=== THE EXERCISE ===
Locate the word "delivery" in the data below, then copy every line that holds it.

Dataset records:
=-=-=-=-=

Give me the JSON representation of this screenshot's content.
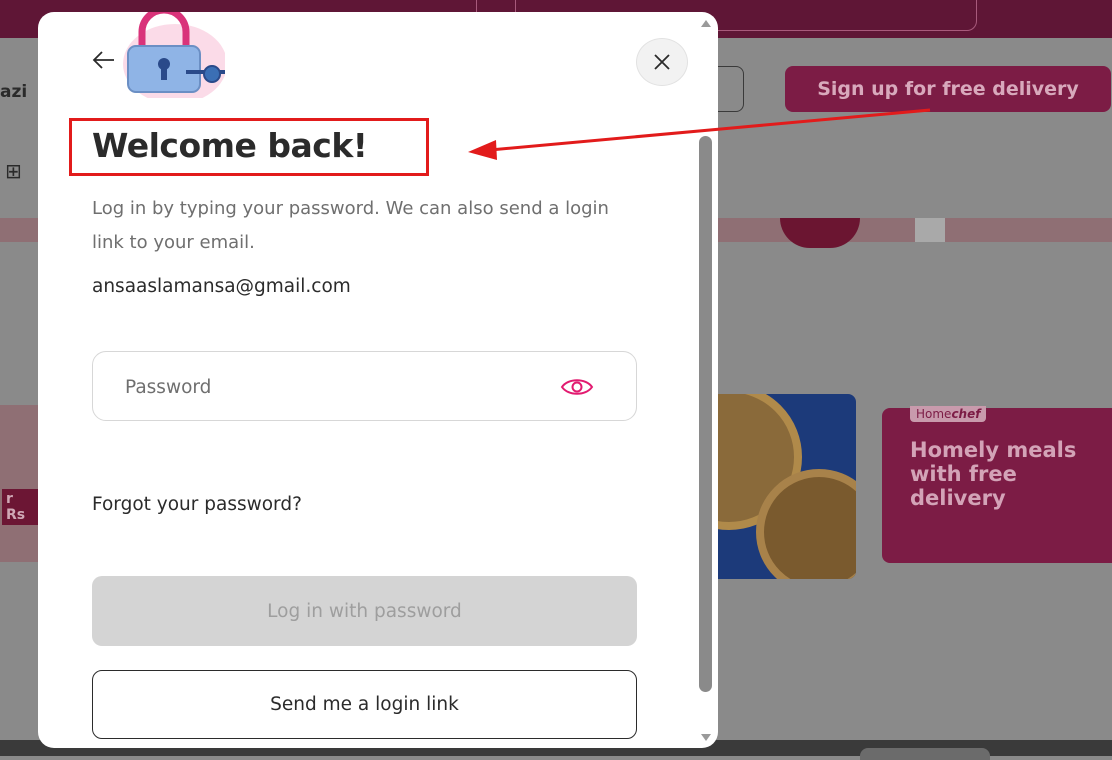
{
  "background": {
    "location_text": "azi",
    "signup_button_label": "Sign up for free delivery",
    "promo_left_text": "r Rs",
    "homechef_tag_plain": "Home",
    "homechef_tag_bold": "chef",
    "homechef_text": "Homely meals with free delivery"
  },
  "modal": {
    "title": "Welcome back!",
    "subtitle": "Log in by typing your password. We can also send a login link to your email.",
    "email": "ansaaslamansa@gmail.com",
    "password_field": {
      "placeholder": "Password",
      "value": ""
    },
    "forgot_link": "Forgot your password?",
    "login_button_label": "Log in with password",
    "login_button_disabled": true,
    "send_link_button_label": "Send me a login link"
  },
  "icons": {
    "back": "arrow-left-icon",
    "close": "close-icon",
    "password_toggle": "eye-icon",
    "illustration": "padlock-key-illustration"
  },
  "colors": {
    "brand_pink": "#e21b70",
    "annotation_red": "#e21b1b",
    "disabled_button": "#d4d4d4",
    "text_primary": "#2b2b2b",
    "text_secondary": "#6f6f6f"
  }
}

=-=-=-=-=

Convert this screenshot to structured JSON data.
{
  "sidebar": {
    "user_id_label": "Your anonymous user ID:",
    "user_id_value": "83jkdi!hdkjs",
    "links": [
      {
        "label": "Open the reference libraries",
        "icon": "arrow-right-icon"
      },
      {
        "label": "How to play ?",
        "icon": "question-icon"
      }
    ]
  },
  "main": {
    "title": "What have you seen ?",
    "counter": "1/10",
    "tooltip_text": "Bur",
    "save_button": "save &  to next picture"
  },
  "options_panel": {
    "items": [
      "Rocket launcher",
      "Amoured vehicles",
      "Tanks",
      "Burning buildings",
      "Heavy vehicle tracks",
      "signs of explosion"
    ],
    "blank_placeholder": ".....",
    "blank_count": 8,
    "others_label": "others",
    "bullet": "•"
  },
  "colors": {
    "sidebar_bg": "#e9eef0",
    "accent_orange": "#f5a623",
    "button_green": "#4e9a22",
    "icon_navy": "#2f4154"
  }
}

=-=-=-=-=

=== ANSWER BELOW ===
    "signup_button_label": "Sign up for free delivery",
    "homechef_text": "Homely meals with free delivery"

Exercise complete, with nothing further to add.